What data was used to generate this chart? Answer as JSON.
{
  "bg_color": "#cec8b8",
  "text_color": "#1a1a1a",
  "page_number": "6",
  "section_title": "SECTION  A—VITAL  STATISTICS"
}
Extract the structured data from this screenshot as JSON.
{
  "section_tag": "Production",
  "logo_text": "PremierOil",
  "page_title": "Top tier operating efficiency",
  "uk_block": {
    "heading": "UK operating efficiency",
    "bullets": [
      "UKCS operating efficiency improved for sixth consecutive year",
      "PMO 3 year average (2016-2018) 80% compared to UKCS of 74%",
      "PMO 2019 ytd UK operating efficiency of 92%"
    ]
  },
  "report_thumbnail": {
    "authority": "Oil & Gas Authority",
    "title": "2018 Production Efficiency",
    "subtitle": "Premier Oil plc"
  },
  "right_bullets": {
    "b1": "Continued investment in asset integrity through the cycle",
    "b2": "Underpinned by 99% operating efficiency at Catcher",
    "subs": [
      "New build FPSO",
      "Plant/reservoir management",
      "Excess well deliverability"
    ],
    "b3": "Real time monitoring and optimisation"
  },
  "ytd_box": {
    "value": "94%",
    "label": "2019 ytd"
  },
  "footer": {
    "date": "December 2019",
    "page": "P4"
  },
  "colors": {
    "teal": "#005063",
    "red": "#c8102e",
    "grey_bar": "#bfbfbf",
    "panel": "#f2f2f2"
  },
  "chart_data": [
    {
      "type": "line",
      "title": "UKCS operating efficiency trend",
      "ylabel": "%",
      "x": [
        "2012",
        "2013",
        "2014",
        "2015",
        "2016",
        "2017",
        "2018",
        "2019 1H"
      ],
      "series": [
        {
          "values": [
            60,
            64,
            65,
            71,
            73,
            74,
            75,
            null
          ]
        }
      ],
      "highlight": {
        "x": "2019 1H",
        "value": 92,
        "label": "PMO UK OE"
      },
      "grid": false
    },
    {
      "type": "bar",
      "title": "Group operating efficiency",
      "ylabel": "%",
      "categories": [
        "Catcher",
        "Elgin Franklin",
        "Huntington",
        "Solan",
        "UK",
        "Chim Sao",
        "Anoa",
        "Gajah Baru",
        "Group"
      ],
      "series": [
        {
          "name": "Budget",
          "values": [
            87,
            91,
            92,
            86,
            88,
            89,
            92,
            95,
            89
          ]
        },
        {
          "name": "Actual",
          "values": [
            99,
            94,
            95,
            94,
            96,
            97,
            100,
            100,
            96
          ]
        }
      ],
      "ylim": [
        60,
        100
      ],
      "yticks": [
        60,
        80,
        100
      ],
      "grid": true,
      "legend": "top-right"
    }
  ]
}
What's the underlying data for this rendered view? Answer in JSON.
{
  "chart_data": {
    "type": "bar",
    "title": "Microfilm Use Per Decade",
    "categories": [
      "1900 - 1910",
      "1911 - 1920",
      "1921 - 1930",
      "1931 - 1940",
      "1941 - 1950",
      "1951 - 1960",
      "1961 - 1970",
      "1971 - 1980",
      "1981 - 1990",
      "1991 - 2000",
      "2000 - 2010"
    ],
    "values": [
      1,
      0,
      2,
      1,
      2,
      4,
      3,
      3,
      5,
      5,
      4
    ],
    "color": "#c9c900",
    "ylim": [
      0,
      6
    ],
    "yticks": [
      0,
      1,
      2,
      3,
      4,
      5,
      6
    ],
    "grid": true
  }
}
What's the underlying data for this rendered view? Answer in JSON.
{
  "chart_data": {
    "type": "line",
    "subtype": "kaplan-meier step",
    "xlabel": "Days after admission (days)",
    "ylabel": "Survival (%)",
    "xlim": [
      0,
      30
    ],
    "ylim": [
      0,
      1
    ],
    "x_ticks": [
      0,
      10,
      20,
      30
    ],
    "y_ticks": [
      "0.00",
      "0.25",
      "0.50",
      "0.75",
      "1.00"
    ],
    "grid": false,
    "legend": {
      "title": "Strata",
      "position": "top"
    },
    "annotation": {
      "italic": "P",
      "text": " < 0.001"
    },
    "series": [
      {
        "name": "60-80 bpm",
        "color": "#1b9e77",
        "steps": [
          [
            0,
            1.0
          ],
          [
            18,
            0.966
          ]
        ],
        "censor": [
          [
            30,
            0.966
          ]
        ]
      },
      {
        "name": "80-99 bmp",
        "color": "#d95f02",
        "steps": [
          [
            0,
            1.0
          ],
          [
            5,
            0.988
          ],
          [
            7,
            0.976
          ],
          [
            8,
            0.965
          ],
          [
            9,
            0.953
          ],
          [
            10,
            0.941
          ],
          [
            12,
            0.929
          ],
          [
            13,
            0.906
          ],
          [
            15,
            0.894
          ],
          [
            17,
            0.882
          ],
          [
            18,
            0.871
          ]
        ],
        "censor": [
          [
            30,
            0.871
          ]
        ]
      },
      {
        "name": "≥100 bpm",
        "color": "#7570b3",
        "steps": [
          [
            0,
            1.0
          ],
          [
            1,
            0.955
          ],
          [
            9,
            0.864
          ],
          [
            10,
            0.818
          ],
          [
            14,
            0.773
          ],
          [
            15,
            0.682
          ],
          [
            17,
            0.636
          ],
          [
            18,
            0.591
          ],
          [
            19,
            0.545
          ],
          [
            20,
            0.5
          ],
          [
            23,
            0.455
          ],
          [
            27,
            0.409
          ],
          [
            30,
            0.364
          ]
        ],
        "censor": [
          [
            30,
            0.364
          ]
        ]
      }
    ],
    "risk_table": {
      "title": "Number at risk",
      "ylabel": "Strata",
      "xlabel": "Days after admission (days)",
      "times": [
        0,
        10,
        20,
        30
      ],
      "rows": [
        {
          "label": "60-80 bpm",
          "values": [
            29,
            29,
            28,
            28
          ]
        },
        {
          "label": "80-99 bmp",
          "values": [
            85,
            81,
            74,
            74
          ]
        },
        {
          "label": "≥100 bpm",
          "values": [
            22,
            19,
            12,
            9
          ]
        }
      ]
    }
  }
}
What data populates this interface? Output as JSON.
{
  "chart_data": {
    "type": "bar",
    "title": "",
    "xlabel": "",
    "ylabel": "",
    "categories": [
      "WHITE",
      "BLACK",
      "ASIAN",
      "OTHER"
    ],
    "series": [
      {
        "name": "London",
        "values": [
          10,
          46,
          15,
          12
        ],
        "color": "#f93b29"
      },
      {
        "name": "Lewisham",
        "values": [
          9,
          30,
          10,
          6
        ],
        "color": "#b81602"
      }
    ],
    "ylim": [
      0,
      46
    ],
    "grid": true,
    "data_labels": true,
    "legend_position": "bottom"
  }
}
⁂
> **The request**:
Among the lines of the data above, determine how many contain the word "Days". Report the number alone.

> **Result**:
2